Data entries
┌──

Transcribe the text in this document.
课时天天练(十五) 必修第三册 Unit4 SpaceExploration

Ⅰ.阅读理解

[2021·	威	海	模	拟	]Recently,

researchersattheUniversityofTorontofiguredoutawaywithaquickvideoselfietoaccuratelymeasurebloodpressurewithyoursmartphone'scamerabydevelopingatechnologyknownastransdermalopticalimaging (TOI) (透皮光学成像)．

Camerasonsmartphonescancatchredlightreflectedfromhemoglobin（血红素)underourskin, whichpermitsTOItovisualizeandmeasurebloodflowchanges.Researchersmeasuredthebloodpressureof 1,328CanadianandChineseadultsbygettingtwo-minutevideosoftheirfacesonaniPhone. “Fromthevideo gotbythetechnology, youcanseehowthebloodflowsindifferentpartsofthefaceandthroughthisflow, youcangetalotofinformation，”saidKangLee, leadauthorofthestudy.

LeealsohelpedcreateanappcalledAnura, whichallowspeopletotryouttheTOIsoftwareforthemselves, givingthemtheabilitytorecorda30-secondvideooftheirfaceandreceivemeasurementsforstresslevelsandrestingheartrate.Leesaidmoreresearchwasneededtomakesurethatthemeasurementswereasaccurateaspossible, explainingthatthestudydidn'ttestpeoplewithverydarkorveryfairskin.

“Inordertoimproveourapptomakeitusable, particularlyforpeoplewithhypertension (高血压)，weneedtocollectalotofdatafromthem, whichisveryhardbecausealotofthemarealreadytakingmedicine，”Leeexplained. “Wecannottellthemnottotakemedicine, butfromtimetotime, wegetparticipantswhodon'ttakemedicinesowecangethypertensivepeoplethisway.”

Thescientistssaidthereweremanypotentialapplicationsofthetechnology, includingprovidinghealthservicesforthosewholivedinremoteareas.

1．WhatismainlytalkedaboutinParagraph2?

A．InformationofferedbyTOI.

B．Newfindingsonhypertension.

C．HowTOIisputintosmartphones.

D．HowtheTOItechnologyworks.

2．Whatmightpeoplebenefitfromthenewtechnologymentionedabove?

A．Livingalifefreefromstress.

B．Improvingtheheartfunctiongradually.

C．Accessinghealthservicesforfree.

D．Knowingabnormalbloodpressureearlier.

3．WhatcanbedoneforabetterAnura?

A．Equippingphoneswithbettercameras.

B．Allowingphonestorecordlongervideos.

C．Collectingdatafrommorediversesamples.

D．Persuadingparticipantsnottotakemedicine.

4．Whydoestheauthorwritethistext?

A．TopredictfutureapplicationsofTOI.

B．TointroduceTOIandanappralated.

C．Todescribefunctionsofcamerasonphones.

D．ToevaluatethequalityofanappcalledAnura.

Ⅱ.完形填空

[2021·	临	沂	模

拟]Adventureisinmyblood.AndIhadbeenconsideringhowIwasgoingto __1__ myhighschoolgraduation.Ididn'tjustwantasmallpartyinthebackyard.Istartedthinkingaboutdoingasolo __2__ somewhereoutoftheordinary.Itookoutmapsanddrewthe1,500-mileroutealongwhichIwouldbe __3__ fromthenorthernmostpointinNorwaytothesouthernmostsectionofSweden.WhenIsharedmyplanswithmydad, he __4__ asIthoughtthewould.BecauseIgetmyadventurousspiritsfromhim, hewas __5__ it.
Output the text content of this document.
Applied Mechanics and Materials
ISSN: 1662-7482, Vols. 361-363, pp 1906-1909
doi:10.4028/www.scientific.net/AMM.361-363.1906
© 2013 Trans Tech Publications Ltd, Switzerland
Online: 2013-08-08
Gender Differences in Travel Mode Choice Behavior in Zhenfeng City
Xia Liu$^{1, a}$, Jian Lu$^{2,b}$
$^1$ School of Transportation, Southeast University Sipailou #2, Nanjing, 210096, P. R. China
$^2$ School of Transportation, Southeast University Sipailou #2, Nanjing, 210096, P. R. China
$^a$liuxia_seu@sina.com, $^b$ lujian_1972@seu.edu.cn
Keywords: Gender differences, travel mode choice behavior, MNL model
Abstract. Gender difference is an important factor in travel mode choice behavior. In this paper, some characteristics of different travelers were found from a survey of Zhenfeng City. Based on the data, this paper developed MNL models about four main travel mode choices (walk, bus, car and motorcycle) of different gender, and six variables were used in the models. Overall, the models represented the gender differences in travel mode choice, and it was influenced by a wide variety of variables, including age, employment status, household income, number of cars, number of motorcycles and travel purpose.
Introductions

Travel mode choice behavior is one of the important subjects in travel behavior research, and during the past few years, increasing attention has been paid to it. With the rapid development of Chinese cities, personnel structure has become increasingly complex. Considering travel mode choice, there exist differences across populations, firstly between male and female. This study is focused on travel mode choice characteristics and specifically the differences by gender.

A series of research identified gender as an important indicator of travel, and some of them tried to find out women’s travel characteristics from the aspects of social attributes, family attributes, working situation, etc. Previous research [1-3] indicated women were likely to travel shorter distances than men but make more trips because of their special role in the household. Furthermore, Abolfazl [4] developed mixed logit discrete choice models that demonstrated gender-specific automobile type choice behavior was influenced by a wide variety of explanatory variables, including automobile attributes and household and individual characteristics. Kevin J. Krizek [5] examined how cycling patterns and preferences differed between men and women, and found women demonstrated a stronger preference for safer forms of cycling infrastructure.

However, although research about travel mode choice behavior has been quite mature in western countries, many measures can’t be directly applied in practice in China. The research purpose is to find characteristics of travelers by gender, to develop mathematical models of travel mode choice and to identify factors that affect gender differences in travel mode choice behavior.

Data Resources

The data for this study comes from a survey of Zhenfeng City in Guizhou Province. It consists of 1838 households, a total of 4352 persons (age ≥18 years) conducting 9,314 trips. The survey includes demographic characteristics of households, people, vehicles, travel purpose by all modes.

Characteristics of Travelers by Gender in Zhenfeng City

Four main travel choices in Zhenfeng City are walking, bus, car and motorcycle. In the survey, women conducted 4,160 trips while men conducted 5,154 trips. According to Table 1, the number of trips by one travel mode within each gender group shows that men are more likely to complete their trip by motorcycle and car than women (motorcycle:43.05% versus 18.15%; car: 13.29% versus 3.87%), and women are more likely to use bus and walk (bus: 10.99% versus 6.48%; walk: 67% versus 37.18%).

└──

Set task - Select every line in the records above that contains the word "Sipailou".

Task response -
$^1$ School of Transportation, Southeast University Sipailou #2, Nanjing, 210096, P. R. China
$^2$ School of Transportation, Southeast University Sipailou #2, Nanjing, 210096, P. R. China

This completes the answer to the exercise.